[Stored data entries]
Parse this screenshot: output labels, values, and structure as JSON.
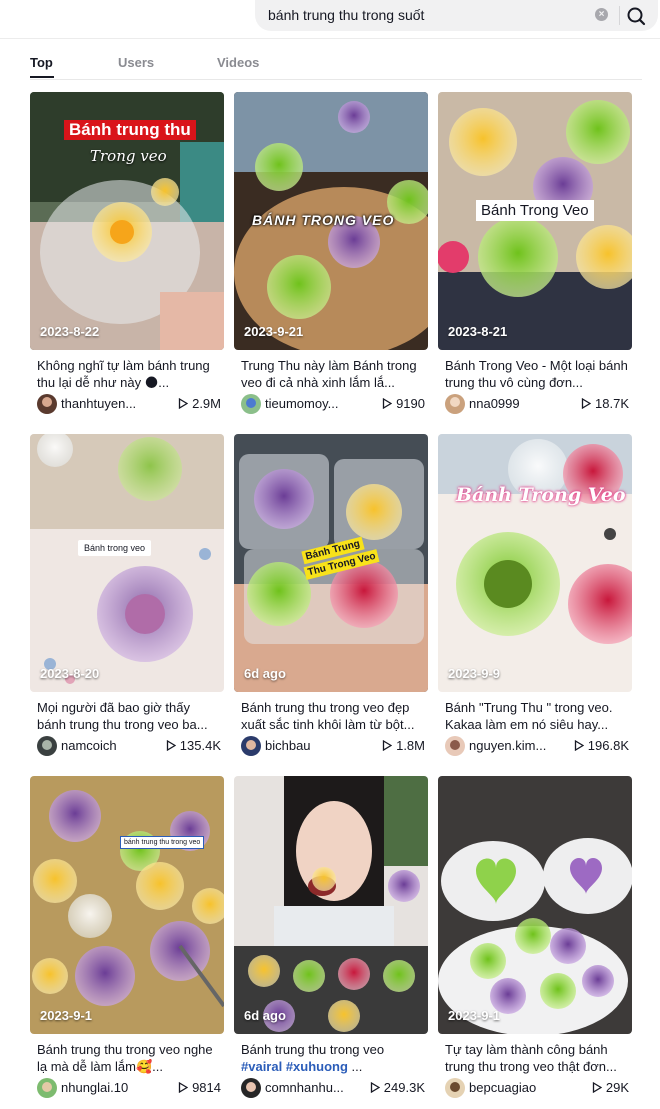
{
  "search": {
    "query": "bánh trung thu trong suốt",
    "clear_icon": "clear-icon",
    "search_icon": "search-icon"
  },
  "tabs": [
    {
      "label": "Top",
      "active": true
    },
    {
      "label": "Users",
      "active": false
    },
    {
      "label": "Videos",
      "active": false
    }
  ],
  "cards": [
    {
      "date": "2023-8-22",
      "overlay": "Bánh trung thu",
      "overlay2": "Trong veo",
      "desc": "Không nghĩ tự làm bánh trung thu lại dễ như này 🌑...",
      "user": "thanhtuyen...",
      "plays": "2.9M"
    },
    {
      "date": "2023-9-21",
      "overlay": "BÁNH TRONG VEO",
      "overlay2": "",
      "desc": "Trung Thu này làm Bánh trong veo đi cả nhà xinh lắm lắ...",
      "user": "tieumomoy...",
      "plays": "9190"
    },
    {
      "date": "2023-8-21",
      "overlay": "Bánh Trong Veo",
      "overlay2": "",
      "desc": "Bánh Trong Veo - Một loại bánh trung thu vô cùng đơn...",
      "user": "nna0999",
      "plays": "18.7K"
    },
    {
      "date": "2023-8-20",
      "overlay": "Bánh trong veo",
      "overlay2": "",
      "desc": "Mọi người đã bao giờ thấy bánh trung thu trong veo ba...",
      "user": "namcoich",
      "plays": "135.4K"
    },
    {
      "date": "6d ago",
      "overlay": "Bánh Trung",
      "overlay2": "Thu Trong Veo",
      "desc": "Bánh trung thu trong veo đẹp xuất sắc tinh khôi làm từ bột...",
      "user": "bichbau",
      "plays": "1.8M"
    },
    {
      "date": "2023-9-9",
      "overlay": "Bánh Trong Veo",
      "overlay2": "",
      "desc": "Bánh \"Trung Thu \" trong veo. Kakaa làm em nó siêu hay...",
      "user": "nguyen.kim...",
      "plays": "196.8K"
    },
    {
      "date": "2023-9-1",
      "overlay": "bánh trung thu trong veo",
      "overlay2": "",
      "desc": "Bánh trung thu trong veo nghe lạ mà dễ làm lắm🥰...",
      "user": "nhunglai.10",
      "plays": "9814"
    },
    {
      "date": "6d ago",
      "overlay": "",
      "overlay2": "",
      "desc_line1": "Bánh trung thu trong veo",
      "desc_tags": "#vairal #xuhuong",
      "desc_more": "...",
      "user": "comnhanhu...",
      "plays": "249.3K"
    },
    {
      "date": "2023-9-1",
      "overlay": "",
      "overlay2": "",
      "desc": "Tự tay làm thành công bánh trung thu trong veo thật đơn...",
      "user": "bepcuagiao",
      "plays": "29K"
    }
  ]
}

**GIVEN EXERCISE:**
What comes back should match the records exactly, minus any pictures.

**SOLUTION TO THE PROBLEM:**
Parse this screenshot: output labels, values, and structure as JSON.
{
  "search": {
    "query": "bánh trung thu trong suốt",
    "clear_icon": "clear-icon",
    "search_icon": "search-icon"
  },
  "tabs": [
    {
      "label": "Top",
      "active": true
    },
    {
      "label": "Users",
      "active": false
    },
    {
      "label": "Videos",
      "active": false
    }
  ],
  "cards": [
    {
      "date": "2023-8-22",
      "overlay": "Bánh trung thu",
      "overlay2": "Trong veo",
      "desc": "Không nghĩ tự làm bánh trung thu lại dễ như này 🌑...",
      "user": "thanhtuyen...",
      "plays": "2.9M"
    },
    {
      "date": "2023-9-21",
      "overlay": "BÁNH TRONG VEO",
      "overlay2": "",
      "desc": "Trung Thu này làm Bánh trong veo đi cả nhà xinh lắm lắ...",
      "user": "tieumomoy...",
      "plays": "9190"
    },
    {
      "date": "2023-8-21",
      "overlay": "Bánh Trong Veo",
      "overlay2": "",
      "desc": "Bánh Trong Veo - Một loại bánh trung thu vô cùng đơn...",
      "user": "nna0999",
      "plays": "18.7K"
    },
    {
      "date": "2023-8-20",
      "overlay": "Bánh trong veo",
      "overlay2": "",
      "desc": "Mọi người đã bao giờ thấy bánh trung thu trong veo ba...",
      "user": "namcoich",
      "plays": "135.4K"
    },
    {
      "date": "6d ago",
      "overlay": "Bánh Trung",
      "overlay2": "Thu Trong Veo",
      "desc": "Bánh trung thu trong veo đẹp xuất sắc tinh khôi làm từ bột...",
      "user": "bichbau",
      "plays": "1.8M"
    },
    {
      "date": "2023-9-9",
      "overlay": "Bánh Trong Veo",
      "overlay2": "",
      "desc": "Bánh \"Trung Thu \" trong veo. Kakaa làm em nó siêu hay...",
      "user": "nguyen.kim...",
      "plays": "196.8K"
    },
    {
      "date": "2023-9-1",
      "overlay": "bánh trung thu trong veo",
      "overlay2": "",
      "desc": "Bánh trung thu trong veo nghe lạ mà dễ làm lắm🥰...",
      "user": "nhunglai.10",
      "plays": "9814"
    },
    {
      "date": "6d ago",
      "overlay": "",
      "overlay2": "",
      "desc_line1": "Bánh trung thu trong veo",
      "desc_tags": "#vairal #xuhuong",
      "desc_more": "...",
      "user": "comnhanhu...",
      "plays": "249.3K"
    },
    {
      "date": "2023-9-1",
      "overlay": "",
      "overlay2": "",
      "desc": "Tự tay làm thành công bánh trung thu trong veo thật đơn...",
      "user": "bepcuagiao",
      "plays": "29K"
    }
  ]
}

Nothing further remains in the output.